[Data extracted from a collection]
◆ ◆ ◆ ◆ ◆
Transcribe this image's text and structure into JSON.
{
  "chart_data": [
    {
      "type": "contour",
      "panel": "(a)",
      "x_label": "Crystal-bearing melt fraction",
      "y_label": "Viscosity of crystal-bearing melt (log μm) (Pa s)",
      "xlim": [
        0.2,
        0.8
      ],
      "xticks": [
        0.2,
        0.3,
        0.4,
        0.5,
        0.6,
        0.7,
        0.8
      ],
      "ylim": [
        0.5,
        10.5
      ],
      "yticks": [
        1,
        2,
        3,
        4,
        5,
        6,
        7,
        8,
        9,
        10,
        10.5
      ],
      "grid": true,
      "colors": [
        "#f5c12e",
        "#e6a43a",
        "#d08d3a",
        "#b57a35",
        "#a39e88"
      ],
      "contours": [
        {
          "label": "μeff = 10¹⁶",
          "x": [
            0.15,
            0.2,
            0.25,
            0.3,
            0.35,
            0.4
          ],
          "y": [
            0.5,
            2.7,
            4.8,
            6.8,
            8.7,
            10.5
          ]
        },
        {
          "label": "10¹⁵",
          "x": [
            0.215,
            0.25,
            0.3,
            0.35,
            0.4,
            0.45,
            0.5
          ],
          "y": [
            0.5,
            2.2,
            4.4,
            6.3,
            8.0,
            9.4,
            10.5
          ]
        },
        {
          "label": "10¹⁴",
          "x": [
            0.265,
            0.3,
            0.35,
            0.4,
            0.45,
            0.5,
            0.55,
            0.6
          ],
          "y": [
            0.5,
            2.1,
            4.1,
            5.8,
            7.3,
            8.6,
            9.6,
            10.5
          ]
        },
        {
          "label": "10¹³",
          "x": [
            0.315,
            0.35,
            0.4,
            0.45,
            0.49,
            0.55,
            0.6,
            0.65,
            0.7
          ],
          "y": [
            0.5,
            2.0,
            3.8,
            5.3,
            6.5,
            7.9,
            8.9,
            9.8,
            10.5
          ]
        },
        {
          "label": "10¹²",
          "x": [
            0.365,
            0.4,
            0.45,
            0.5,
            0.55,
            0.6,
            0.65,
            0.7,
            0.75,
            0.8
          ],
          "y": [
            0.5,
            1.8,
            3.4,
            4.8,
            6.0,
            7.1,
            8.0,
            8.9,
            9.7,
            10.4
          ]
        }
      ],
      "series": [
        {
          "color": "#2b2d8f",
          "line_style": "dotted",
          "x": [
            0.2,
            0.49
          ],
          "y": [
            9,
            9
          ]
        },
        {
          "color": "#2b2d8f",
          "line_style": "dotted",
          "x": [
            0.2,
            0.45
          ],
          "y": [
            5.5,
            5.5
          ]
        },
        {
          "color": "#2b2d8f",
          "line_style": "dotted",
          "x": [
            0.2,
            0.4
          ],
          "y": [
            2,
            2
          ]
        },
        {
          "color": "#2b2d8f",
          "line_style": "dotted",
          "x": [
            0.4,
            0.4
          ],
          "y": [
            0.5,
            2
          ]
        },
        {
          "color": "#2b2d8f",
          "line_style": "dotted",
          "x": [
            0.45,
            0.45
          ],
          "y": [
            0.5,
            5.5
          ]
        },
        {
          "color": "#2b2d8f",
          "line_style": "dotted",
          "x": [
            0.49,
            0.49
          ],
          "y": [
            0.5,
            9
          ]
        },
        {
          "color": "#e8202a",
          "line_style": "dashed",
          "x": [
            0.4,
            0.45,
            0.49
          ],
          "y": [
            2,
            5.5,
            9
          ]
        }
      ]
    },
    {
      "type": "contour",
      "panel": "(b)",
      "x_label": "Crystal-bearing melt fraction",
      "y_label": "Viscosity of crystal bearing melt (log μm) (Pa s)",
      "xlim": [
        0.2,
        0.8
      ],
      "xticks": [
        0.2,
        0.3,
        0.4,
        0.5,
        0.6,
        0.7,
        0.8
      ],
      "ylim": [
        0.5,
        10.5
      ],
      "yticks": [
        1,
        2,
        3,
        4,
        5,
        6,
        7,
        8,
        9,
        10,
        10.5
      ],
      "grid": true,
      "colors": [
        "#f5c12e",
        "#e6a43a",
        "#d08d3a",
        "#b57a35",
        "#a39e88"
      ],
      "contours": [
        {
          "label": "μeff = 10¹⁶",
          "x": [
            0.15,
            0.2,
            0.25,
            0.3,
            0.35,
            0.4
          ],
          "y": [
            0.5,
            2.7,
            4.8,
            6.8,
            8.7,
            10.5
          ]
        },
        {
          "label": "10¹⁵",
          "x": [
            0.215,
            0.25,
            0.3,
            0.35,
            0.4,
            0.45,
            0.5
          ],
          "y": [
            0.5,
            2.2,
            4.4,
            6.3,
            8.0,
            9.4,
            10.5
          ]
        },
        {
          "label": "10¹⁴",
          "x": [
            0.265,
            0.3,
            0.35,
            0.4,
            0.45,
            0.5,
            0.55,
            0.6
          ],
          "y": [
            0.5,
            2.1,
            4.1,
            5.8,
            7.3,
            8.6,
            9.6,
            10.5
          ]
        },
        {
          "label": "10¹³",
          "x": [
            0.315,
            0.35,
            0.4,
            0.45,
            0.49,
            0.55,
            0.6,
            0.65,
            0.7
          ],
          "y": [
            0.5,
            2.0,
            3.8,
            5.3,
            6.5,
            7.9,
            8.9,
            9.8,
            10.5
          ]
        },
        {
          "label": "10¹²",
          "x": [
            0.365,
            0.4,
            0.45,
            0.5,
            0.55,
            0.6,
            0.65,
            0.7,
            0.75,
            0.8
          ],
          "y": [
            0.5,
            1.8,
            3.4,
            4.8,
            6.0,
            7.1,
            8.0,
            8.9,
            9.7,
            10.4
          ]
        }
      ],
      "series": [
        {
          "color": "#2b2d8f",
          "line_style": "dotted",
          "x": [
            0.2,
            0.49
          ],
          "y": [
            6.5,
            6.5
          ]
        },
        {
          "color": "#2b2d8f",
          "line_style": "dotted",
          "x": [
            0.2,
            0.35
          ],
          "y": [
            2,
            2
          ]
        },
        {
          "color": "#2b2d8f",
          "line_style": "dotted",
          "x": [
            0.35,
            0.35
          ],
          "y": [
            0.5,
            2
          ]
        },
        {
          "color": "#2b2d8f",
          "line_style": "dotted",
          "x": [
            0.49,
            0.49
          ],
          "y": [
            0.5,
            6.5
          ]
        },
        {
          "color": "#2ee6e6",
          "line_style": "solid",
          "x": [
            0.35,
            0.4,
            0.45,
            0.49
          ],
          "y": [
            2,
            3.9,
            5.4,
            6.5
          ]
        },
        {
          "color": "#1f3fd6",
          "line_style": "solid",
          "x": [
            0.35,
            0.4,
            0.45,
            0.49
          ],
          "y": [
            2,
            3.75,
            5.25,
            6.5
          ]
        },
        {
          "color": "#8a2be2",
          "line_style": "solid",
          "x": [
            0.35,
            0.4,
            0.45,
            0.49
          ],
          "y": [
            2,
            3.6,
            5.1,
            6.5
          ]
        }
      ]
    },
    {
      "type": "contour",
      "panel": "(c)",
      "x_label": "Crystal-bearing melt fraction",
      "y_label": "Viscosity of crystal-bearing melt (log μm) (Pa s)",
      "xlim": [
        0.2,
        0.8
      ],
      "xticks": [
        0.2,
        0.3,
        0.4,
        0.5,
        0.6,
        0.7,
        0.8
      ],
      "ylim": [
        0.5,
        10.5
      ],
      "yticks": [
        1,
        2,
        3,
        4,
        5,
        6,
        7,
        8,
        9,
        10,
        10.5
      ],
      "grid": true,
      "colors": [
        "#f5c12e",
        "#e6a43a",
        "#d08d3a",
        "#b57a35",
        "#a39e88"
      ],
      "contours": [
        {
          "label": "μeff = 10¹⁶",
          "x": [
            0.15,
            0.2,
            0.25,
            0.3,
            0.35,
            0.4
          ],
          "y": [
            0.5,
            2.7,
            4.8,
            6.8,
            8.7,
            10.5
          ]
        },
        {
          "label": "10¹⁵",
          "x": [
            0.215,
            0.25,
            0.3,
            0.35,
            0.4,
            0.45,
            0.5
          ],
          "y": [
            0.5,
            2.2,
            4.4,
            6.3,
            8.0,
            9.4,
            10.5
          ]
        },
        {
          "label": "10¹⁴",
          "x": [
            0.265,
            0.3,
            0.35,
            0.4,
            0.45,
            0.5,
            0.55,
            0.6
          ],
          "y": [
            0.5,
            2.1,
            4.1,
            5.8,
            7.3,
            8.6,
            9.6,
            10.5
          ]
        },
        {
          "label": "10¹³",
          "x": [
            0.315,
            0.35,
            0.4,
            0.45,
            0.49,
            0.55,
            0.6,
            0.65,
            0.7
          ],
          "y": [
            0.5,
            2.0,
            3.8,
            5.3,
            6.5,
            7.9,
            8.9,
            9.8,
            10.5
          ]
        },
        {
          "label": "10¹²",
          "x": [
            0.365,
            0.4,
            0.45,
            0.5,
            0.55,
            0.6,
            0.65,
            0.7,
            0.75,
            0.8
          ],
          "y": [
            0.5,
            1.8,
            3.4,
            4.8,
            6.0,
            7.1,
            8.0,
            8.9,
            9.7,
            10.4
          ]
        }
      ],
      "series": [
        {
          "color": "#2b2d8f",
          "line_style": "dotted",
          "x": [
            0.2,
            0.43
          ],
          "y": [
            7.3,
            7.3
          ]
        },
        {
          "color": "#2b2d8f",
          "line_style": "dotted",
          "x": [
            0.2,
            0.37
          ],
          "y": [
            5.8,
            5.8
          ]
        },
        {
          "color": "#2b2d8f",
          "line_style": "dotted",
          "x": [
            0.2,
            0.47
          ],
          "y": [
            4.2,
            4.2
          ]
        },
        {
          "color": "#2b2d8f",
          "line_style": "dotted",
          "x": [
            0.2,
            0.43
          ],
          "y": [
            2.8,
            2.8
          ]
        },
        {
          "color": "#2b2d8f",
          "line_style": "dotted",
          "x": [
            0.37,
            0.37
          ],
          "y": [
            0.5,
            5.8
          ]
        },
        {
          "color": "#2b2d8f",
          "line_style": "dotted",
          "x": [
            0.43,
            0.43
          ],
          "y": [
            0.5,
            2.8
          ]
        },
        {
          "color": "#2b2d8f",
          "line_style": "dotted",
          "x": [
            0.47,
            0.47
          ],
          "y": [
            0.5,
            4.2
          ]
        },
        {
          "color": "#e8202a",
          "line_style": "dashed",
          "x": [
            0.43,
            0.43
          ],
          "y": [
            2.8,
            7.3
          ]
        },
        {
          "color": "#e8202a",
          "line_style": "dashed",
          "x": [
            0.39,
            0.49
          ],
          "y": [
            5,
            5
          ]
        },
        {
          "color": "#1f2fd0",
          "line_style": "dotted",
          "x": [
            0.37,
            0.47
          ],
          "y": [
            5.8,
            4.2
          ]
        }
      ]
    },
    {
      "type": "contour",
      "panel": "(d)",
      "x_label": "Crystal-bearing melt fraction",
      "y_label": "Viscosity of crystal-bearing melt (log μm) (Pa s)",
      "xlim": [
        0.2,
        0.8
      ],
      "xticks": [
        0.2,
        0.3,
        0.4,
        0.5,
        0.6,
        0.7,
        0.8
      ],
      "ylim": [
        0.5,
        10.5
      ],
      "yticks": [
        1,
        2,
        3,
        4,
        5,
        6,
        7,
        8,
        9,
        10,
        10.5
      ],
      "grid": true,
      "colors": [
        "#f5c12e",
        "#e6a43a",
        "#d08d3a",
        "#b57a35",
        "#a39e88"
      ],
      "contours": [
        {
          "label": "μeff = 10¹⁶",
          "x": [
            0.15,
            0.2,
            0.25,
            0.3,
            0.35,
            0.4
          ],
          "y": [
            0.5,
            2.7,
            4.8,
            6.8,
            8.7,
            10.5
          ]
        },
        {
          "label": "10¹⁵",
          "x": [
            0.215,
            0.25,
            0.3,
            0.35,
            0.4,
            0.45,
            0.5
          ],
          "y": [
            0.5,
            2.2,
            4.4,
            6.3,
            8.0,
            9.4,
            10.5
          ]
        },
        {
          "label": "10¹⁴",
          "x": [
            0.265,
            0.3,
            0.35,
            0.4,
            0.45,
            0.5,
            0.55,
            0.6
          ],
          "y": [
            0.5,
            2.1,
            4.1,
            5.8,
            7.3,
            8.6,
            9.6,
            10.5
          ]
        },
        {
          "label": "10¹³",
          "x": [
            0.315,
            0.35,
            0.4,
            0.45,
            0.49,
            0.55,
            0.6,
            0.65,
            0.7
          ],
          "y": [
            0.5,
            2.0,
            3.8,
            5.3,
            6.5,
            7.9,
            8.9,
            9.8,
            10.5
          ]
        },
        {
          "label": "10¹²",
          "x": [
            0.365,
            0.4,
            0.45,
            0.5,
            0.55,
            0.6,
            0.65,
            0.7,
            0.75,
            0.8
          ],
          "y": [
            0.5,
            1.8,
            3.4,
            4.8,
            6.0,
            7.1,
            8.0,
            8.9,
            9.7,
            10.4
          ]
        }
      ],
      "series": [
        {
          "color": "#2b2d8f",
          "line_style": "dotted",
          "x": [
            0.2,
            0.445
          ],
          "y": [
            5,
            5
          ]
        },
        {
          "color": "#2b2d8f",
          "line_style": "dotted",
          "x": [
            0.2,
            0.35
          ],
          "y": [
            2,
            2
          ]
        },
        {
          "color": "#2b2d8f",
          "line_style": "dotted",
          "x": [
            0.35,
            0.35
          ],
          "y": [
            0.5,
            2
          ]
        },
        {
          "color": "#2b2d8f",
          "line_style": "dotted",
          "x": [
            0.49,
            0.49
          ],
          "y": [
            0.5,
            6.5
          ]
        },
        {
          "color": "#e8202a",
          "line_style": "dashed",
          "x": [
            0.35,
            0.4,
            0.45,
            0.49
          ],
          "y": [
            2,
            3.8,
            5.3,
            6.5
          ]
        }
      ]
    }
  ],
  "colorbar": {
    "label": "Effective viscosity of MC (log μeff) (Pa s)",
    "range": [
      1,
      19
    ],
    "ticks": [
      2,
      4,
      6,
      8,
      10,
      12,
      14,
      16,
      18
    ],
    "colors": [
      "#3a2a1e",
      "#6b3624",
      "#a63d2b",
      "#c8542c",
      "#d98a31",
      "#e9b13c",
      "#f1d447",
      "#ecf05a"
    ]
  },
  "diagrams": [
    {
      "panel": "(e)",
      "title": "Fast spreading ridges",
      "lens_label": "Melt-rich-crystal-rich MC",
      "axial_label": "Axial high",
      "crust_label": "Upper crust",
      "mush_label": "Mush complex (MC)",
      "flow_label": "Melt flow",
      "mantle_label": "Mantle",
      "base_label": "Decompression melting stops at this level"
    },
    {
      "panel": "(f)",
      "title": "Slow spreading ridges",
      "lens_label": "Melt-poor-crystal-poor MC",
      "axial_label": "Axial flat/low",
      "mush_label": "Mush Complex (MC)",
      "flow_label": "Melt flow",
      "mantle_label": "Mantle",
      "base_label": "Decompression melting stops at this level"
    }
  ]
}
◆ ◆ ◆ ◆ ◆
Aim>
State only the count of lines above that hold the string "title".

Result>
2